- _Entries provided_
══════

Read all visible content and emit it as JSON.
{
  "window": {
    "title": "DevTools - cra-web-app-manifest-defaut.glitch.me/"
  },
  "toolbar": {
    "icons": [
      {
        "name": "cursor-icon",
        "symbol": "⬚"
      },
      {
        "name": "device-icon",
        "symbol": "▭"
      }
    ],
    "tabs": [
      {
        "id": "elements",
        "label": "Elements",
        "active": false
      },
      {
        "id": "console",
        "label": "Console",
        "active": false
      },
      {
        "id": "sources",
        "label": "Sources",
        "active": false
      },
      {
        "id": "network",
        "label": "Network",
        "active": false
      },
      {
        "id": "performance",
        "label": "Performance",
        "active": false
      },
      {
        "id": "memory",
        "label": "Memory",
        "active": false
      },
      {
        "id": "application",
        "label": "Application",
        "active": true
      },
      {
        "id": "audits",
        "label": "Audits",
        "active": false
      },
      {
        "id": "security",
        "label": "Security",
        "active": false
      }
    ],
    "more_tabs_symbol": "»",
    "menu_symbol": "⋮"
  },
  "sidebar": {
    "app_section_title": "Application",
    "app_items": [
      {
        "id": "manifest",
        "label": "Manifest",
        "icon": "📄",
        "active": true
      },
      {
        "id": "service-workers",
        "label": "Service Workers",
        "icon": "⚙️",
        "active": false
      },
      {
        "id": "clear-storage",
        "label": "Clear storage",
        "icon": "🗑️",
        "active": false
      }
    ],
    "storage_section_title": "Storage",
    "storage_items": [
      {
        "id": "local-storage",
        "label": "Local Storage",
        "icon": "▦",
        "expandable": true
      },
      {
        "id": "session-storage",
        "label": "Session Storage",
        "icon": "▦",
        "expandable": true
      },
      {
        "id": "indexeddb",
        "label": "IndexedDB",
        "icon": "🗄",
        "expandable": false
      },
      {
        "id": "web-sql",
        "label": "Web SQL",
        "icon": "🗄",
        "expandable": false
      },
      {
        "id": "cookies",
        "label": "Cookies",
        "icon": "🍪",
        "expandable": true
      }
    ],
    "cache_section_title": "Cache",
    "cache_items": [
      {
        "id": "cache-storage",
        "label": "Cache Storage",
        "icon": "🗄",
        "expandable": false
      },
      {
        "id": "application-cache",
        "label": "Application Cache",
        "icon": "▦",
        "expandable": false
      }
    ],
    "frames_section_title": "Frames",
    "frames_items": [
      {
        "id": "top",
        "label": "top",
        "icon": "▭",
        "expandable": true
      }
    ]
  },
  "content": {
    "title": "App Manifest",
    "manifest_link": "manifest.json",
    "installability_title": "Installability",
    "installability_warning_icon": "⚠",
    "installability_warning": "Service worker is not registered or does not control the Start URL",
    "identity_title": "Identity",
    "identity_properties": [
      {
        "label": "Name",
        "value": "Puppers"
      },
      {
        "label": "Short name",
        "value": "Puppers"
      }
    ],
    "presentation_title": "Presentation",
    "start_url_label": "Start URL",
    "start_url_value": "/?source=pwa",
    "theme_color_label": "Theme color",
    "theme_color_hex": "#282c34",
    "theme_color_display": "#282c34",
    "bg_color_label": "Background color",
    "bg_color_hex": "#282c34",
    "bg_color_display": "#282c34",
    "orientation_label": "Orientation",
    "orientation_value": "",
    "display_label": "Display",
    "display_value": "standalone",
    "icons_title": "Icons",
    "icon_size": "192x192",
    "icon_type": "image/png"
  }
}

══════

- _Set problem_
Copy every record above exactly as it appears.

- _Solved exercise_
Read all visible content and emit it as JSON.
{
  "window": {
    "title": "DevTools - cra-web-app-manifest-defaut.glitch.me/"
  },
  "toolbar": {
    "icons": [
      {
        "name": "cursor-icon",
        "symbol": "⬚"
      },
      {
        "name": "device-icon",
        "symbol": "▭"
      }
    ],
    "tabs": [
      {
        "id": "elements",
        "label": "Elements",
        "active": false
      },
      {
        "id": "console",
        "label": "Console",
        "active": false
      },
      {
        "id": "sources",
        "label": "Sources",
        "active": false
      },
      {
        "id": "network",
        "label": "Network",
        "active": false
      },
      {
        "id": "performance",
        "label": "Performance",
        "active": false
      },
      {
        "id": "memory",
        "label": "Memory",
        "active": false
      },
      {
        "id": "application",
        "label": "Application",
        "active": true
      },
      {
        "id": "audits",
        "label": "Audits",
        "active": false
      },
      {
        "id": "security",
        "label": "Security",
        "active": false
      }
    ],
    "more_tabs_symbol": "»",
    "menu_symbol": "⋮"
  },
  "sidebar": {
    "app_section_title": "Application",
    "app_items": [
      {
        "id": "manifest",
        "label": "Manifest",
        "icon": "📄",
        "active": true
      },
      {
        "id": "service-workers",
        "label": "Service Workers",
        "icon": "⚙️",
        "active": false
      },
      {
        "id": "clear-storage",
        "label": "Clear storage",
        "icon": "🗑️",
        "active": false
      }
    ],
    "storage_section_title": "Storage",
    "storage_items": [
      {
        "id": "local-storage",
        "label": "Local Storage",
        "icon": "▦",
        "expandable": true
      },
      {
        "id": "session-storage",
        "label": "Session Storage",
        "icon": "▦",
        "expandable": true
      },
      {
        "id": "indexeddb",
        "label": "IndexedDB",
        "icon": "🗄",
        "expandable": false
      },
      {
        "id": "web-sql",
        "label": "Web SQL",
        "icon": "🗄",
        "expandable": false
      },
      {
        "id": "cookies",
        "label": "Cookies",
        "icon": "🍪",
        "expandable": true
      }
    ],
    "cache_section_title": "Cache",
    "cache_items": [
      {
        "id": "cache-storage",
        "label": "Cache Storage",
        "icon": "🗄",
        "expandable": false
      },
      {
        "id": "application-cache",
        "label": "Application Cache",
        "icon": "▦",
        "expandable": false
      }
    ],
    "frames_section_title": "Frames",
    "frames_items": [
      {
        "id": "top",
        "label": "top",
        "icon": "▭",
        "expandable": true
      }
    ]
  },
  "content": {
    "title": "App Manifest",
    "manifest_link": "manifest.json",
    "installability_title": "Installability",
    "installability_warning_icon": "⚠",
    "installability_warning": "Service worker is not registered or does not control the Start URL",
    "identity_title": "Identity",
    "identity_properties": [
      {
        "label": "Name",
        "value": "Puppers"
      },
      {
        "label": "Short name",
        "value": "Puppers"
      }
    ],
    "presentation_title": "Presentation",
    "start_url_label": "Start URL",
    "start_url_value": "/?source=pwa",
    "theme_color_label": "Theme color",
    "theme_color_hex": "#282c34",
    "theme_color_display": "#282c34",
    "bg_color_label": "Background color",
    "bg_color_hex": "#282c34",
    "bg_color_display": "#282c34",
    "orientation_label": "Orientation",
    "orientation_value": "",
    "display_label": "Display",
    "display_value": "standalone",
    "icons_title": "Icons",
    "icon_size": "192x192",
    "icon_type": "image/png"
  }
}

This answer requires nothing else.